--- Records for this exercise ---
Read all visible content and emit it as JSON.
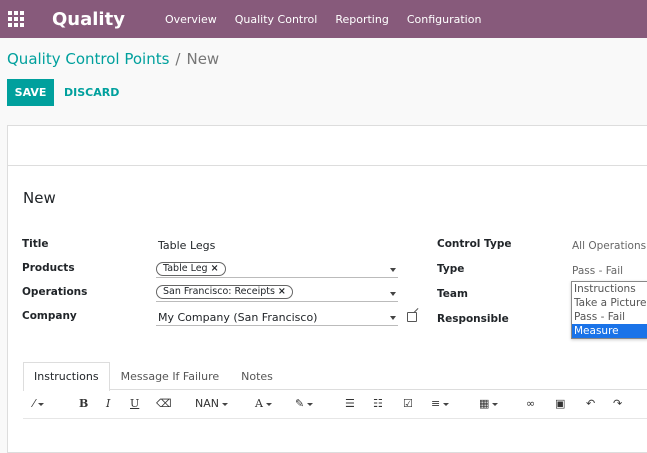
{
  "navbar": {
    "app_name": "Quality",
    "menu": [
      "Overview",
      "Quality Control",
      "Reporting",
      "Configuration"
    ]
  },
  "breadcrumb": {
    "parent": "Quality Control Points",
    "separator": "/",
    "current": "New"
  },
  "buttons": {
    "save": "SAVE",
    "discard": "DISCARD"
  },
  "form": {
    "record_title": "New",
    "title": {
      "label": "Title",
      "value": "Table Legs"
    },
    "products": {
      "label": "Products",
      "tags": [
        "Table Leg"
      ]
    },
    "operations": {
      "label": "Operations",
      "tags": [
        "San Francisco: Receipts"
      ]
    },
    "company": {
      "label": "Company",
      "value": "My Company (San Francisco)"
    },
    "control_type": {
      "label": "Control Type",
      "value": "All Operations"
    },
    "type": {
      "label": "Type",
      "value": "Pass - Fail"
    },
    "team": {
      "label": "Team"
    },
    "responsible": {
      "label": "Responsible"
    }
  },
  "type_dropdown": {
    "options": [
      "Instructions",
      "Take a Picture",
      "Pass - Fail",
      "Measure"
    ],
    "highlighted": "Measure"
  },
  "tabs": [
    "Instructions",
    "Message If Failure",
    "Notes"
  ],
  "toolbar": {
    "bold": "B",
    "italic": "I",
    "underline": "U",
    "font_size": "NAN",
    "font": "A"
  },
  "colors": {
    "navbar": "#875a7b",
    "accent": "#00a09d",
    "highlight": "#1a73e8"
  }
}
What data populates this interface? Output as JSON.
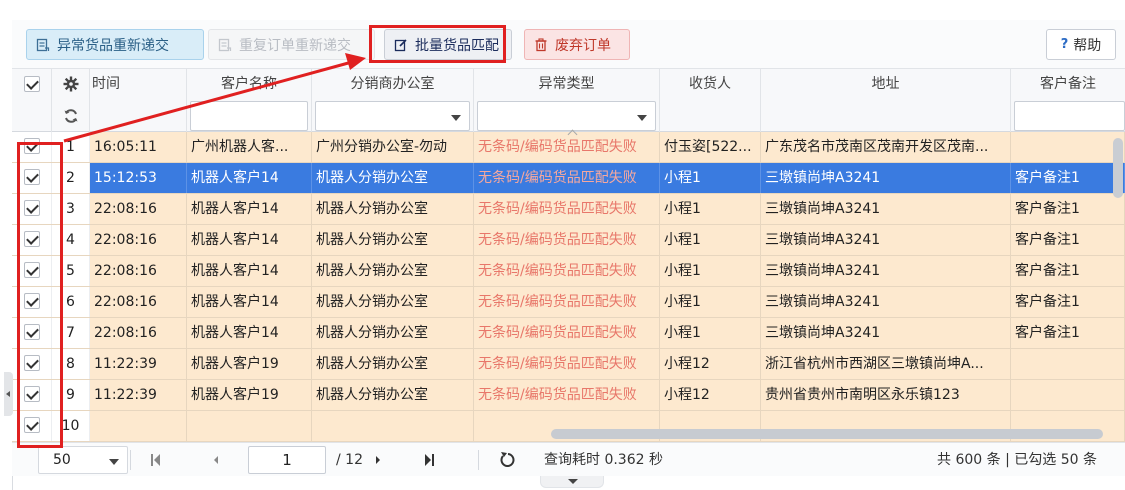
{
  "toolbar": {
    "btn_abnormal_resubmit": "异常货品重新递交",
    "btn_duplicate_resubmit": "重复订单重新递交",
    "btn_batch_match": "批量货品匹配",
    "btn_discard_order": "废弃订单",
    "btn_help": "帮助",
    "help_glyph": "?"
  },
  "columns": {
    "time": "时间",
    "customer": "客户名称",
    "office": "分销商办公室",
    "error": "异常类型",
    "receiver": "收货人",
    "address": "地址",
    "note": "客户备注"
  },
  "rows": [
    {
      "num": "1",
      "time": "16:05:11",
      "customer": "广州机器人客...",
      "office": "广州分销办公室-勿动",
      "error": "无条码/编码货品匹配失败",
      "receiver": "付玉姿[522...",
      "address": "广东茂名市茂南区茂南开发区茂南...",
      "note": ""
    },
    {
      "num": "2",
      "time": "15:12:53",
      "customer": "机器人客户14",
      "office": "机器人分销办公室",
      "error": "无条码/编码货品匹配失败",
      "receiver": "小程1",
      "address": "三墩镇尚坤A3241",
      "note": "客户备注1"
    },
    {
      "num": "3",
      "time": "22:08:16",
      "customer": "机器人客户14",
      "office": "机器人分销办公室",
      "error": "无条码/编码货品匹配失败",
      "receiver": "小程1",
      "address": "三墩镇尚坤A3241",
      "note": "客户备注1"
    },
    {
      "num": "4",
      "time": "22:08:16",
      "customer": "机器人客户14",
      "office": "机器人分销办公室",
      "error": "无条码/编码货品匹配失败",
      "receiver": "小程1",
      "address": "三墩镇尚坤A3241",
      "note": "客户备注1"
    },
    {
      "num": "5",
      "time": "22:08:16",
      "customer": "机器人客户14",
      "office": "机器人分销办公室",
      "error": "无条码/编码货品匹配失败",
      "receiver": "小程1",
      "address": "三墩镇尚坤A3241",
      "note": "客户备注1"
    },
    {
      "num": "6",
      "time": "22:08:16",
      "customer": "机器人客户14",
      "office": "机器人分销办公室",
      "error": "无条码/编码货品匹配失败",
      "receiver": "小程1",
      "address": "三墩镇尚坤A3241",
      "note": "客户备注1"
    },
    {
      "num": "7",
      "time": "22:08:16",
      "customer": "机器人客户14",
      "office": "机器人分销办公室",
      "error": "无条码/编码货品匹配失败",
      "receiver": "小程1",
      "address": "三墩镇尚坤A3241",
      "note": "客户备注1"
    },
    {
      "num": "8",
      "time": "11:22:39",
      "customer": "机器人客户19",
      "office": "机器人分销办公室",
      "error": "无条码/编码货品匹配失败",
      "receiver": "小程12",
      "address": "浙江省杭州市西湖区三墩镇尚坤A...",
      "note": ""
    },
    {
      "num": "9",
      "time": "11:22:39",
      "customer": "机器人客户19",
      "office": "机器人分销办公室",
      "error": "无条码/编码货品匹配失败",
      "receiver": "小程12",
      "address": "贵州省贵州市南明区永乐镇123",
      "note": ""
    },
    {
      "num": "10",
      "time": "",
      "customer": "",
      "office": "",
      "error": "",
      "receiver": "",
      "address": "",
      "note": ""
    }
  ],
  "footer": {
    "page_size": "50",
    "current_page": "1",
    "total_pages": "/ 12",
    "query_time": "查询耗时 0.362 秒",
    "summary": "共 600 条 | 已勾选 50 条"
  },
  "colors": {
    "highlight_red": "#e02020",
    "selected_row": "#3a7be0",
    "warn_row": "#fde9cf",
    "error_text": "#e8776a"
  }
}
---
Restate each entry word for word, please, but drop any images it holds.

Reply:
Read all visible content and emit it as JSON.
{
  "navbar": {
    "app_name": "Quality",
    "menu": [
      "Overview",
      "Quality Control",
      "Reporting",
      "Configuration"
    ]
  },
  "breadcrumb": {
    "parent": "Quality Control Points",
    "separator": "/",
    "current": "New"
  },
  "buttons": {
    "save": "SAVE",
    "discard": "DISCARD"
  },
  "form": {
    "record_title": "New",
    "title": {
      "label": "Title",
      "value": "Table Legs"
    },
    "products": {
      "label": "Products",
      "tags": [
        "Table Leg"
      ]
    },
    "operations": {
      "label": "Operations",
      "tags": [
        "San Francisco: Receipts"
      ]
    },
    "company": {
      "label": "Company",
      "value": "My Company (San Francisco)"
    },
    "control_type": {
      "label": "Control Type",
      "value": "All Operations"
    },
    "type": {
      "label": "Type",
      "value": "Pass - Fail"
    },
    "team": {
      "label": "Team"
    },
    "responsible": {
      "label": "Responsible"
    }
  },
  "type_dropdown": {
    "options": [
      "Instructions",
      "Take a Picture",
      "Pass - Fail",
      "Measure"
    ],
    "highlighted": "Measure"
  },
  "tabs": [
    "Instructions",
    "Message If Failure",
    "Notes"
  ],
  "toolbar": {
    "bold": "B",
    "italic": "I",
    "underline": "U",
    "font_size": "NAN",
    "font": "A"
  },
  "colors": {
    "navbar": "#875a7b",
    "accent": "#00a09d",
    "highlight": "#1a73e8"
  }
}
What data populates this interface? Output as JSON.
{
  "toolbar": {
    "btn_abnormal_resubmit": "异常货品重新递交",
    "btn_duplicate_resubmit": "重复订单重新递交",
    "btn_batch_match": "批量货品匹配",
    "btn_discard_order": "废弃订单",
    "btn_help": "帮助",
    "help_glyph": "?"
  },
  "columns": {
    "time": "时间",
    "customer": "客户名称",
    "office": "分销商办公室",
    "error": "异常类型",
    "receiver": "收货人",
    "address": "地址",
    "note": "客户备注"
  },
  "rows": [
    {
      "num": "1",
      "time": "16:05:11",
      "customer": "广州机器人客...",
      "office": "广州分销办公室-勿动",
      "error": "无条码/编码货品匹配失败",
      "receiver": "付玉姿[522...",
      "address": "广东茂名市茂南区茂南开发区茂南...",
      "note": ""
    },
    {
      "num": "2",
      "time": "15:12:53",
      "customer": "机器人客户14",
      "office": "机器人分销办公室",
      "error": "无条码/编码货品匹配失败",
      "receiver": "小程1",
      "address": "三墩镇尚坤A3241",
      "note": "客户备注1"
    },
    {
      "num": "3",
      "time": "22:08:16",
      "customer": "机器人客户14",
      "office": "机器人分销办公室",
      "error": "无条码/编码货品匹配失败",
      "receiver": "小程1",
      "address": "三墩镇尚坤A3241",
      "note": "客户备注1"
    },
    {
      "num": "4",
      "time": "22:08:16",
      "customer": "机器人客户14",
      "office": "机器人分销办公室",
      "error": "无条码/编码货品匹配失败",
      "receiver": "小程1",
      "address": "三墩镇尚坤A3241",
      "note": "客户备注1"
    },
    {
      "num": "5",
      "time": "22:08:16",
      "customer": "机器人客户14",
      "office": "机器人分销办公室",
      "error": "无条码/编码货品匹配失败",
      "receiver": "小程1",
      "address": "三墩镇尚坤A3241",
      "note": "客户备注1"
    },
    {
      "num": "6",
      "time": "22:08:16",
      "customer": "机器人客户14",
      "office": "机器人分销办公室",
      "error": "无条码/编码货品匹配失败",
      "receiver": "小程1",
      "address": "三墩镇尚坤A3241",
      "note": "客户备注1"
    },
    {
      "num": "7",
      "time": "22:08:16",
      "customer": "机器人客户14",
      "office": "机器人分销办公室",
      "error": "无条码/编码货品匹配失败",
      "receiver": "小程1",
      "address": "三墩镇尚坤A3241",
      "note": "客户备注1"
    },
    {
      "num": "8",
      "time": "11:22:39",
      "customer": "机器人客户19",
      "office": "机器人分销办公室",
      "error": "无条码/编码货品匹配失败",
      "receiver": "小程12",
      "address": "浙江省杭州市西湖区三墩镇尚坤A...",
      "note": ""
    },
    {
      "num": "9",
      "time": "11:22:39",
      "customer": "机器人客户19",
      "office": "机器人分销办公室",
      "error": "无条码/编码货品匹配失败",
      "receiver": "小程12",
      "address": "贵州省贵州市南明区永乐镇123",
      "note": ""
    },
    {
      "num": "10",
      "time": "",
      "customer": "",
      "office": "",
      "error": "",
      "receiver": "",
      "address": "",
      "note": ""
    }
  ],
  "footer": {
    "page_size": "50",
    "current_page": "1",
    "total_pages": "/ 12",
    "query_time": "查询耗时 0.362 秒",
    "summary": "共 600 条 | 已勾选 50 条"
  },
  "colors": {
    "highlight_red": "#e02020",
    "selected_row": "#3a7be0",
    "warn_row": "#fde9cf",
    "error_text": "#e8776a"
  }
}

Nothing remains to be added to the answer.